Challenges:
1. Answer these questions from the piece about dropping off diapers:
(a) What did the volunteer remind the narrator to do while they unloaded the car?
(b) Whom did the volunteer ask the narrator to come in and speak with?
(c) What kind of work has the narrator felt pulled toward for a few years?
2. Write the next few paragraphs of the piece about dropping off diapers, picking up right after its final sentence.

Article:
---------------

Except yesterday, when I dropped them off, it wasn’t really the end. As I cautiously pulled around to the side of the building and unloaded the haul with a volunteer from the center (who knowingly reminded me to lock my car doors), he asked if I would please come in and speak with Sister Johnice, “because she’ll want to thank you in person.”
I can’t explain it, but I felt myself getting choked up and at first I said no.
“No, that’s okay. I’ll just drop these off and be on my way.”
But he insisted she would want to thank whoever had brought the diapers.
And the whole thing was starting to give me big feelings.
For a few years now I have felt an unrelenting pull on my heart to be more involved in some sort of social justice or humanitarian work; To be involved in something bigger than myself, outside my usual comfortable little circle.
You can’t keep reading books and journaling and crying in your bed over the needs and brokenness of humanity but never actually get out of your bed and do anything about it. You just can’t.
I mean, you can. But it doesn’t make sense. And I think sometimes we just get so paralyzed by our fears or inadequacies or by not knowing quite WHAT to do or how to do it.

---------------

Information given:

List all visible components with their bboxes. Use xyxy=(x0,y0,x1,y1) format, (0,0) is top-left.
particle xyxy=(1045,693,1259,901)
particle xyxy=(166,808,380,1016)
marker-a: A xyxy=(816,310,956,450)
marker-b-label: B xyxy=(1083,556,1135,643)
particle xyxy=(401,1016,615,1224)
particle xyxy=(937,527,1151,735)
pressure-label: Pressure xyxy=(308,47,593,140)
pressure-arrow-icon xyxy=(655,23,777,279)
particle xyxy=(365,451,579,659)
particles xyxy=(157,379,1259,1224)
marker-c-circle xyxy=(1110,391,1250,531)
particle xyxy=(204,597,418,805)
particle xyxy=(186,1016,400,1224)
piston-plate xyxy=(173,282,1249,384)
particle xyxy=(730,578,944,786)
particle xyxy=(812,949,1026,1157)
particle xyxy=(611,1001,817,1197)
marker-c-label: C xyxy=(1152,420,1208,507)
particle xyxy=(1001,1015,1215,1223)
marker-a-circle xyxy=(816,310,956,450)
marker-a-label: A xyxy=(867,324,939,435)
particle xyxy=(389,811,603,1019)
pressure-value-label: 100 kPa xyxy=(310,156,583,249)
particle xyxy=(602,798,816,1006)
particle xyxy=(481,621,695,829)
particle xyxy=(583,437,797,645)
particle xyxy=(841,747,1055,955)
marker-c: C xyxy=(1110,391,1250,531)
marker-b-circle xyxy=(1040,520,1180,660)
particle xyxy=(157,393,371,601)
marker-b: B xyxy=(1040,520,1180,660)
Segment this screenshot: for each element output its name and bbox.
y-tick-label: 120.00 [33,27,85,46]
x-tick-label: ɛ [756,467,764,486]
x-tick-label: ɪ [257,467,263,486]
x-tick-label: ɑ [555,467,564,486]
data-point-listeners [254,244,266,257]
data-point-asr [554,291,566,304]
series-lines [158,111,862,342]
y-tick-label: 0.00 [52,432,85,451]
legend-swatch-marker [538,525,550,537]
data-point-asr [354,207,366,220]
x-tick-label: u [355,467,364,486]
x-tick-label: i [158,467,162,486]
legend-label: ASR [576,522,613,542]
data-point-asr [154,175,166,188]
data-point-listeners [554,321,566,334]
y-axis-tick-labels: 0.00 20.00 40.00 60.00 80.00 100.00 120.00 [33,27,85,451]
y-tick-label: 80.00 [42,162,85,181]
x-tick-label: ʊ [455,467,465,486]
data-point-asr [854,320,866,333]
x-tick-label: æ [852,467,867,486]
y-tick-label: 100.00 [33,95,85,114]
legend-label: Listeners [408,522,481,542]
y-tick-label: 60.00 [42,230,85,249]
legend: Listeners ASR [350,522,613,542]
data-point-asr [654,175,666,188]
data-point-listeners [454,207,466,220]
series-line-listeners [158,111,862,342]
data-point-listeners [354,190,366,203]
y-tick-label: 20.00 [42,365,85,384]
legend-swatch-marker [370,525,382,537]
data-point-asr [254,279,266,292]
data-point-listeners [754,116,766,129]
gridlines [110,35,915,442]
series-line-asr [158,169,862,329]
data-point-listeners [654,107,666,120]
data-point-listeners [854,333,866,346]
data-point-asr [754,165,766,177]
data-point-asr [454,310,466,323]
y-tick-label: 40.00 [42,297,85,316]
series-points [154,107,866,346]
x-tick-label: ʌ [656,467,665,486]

---------------

Responses in order:
1.
(a) To lock the car doors.
(b) Sister Johnice.
(c) Some sort of social justice or humanitarian work.

2.
And then we do nothing.
But a diaper drive? A diaper drive seemed like such a simple place to start. Babies in my city need diapers. I can buy diapers and I can ask my friends if they want to buy diapers. And then I can bring them to the Response to Love Center.
I sat in Sister Johnice’s office with a life-size cardboard cut out of Pope Francis behind her, fighting back tears as she started to share with me detailed ways the center helps struggling families.
I can’t lie– I also sat there fighting back the urge to ask if I could take a selfie with her and the Pope. Self-restraint and social dignity won this time. But when I’m there next time, I’m going for it. I figure why else would there BE a LIFE SIZE POPE FRANCIS, if not for the selfie op?
I listened to story after story of the way Response to Love Center changes lives every single day and I started feeling like maybe I had found my place. I confessed to her that I had been wanting to make a more thoughtful and examined contribution somewhere, somehow. I told her how I keep wrestling with so many different ideas and plans– because there is so much need EVERYWHERE. In fact, I was just about to get involved in a Livestock program to purchase goats for poor families in other countries for Christmas.
But here I was, sitting in an outreach center in my own city. My own city that has hungry, needy people. My own city that has babies who need diapers. My own city with tired, scared, insecure mamas and daddies trying to figure it all out.
Sister recounted her meeting with Mother Teresa in 1985. Mother Teresa held her hands, looked her in the eyes and charged her with these words: “You must find your own Calcutta.”
Woah.
Find. Your. Own. Calcutta.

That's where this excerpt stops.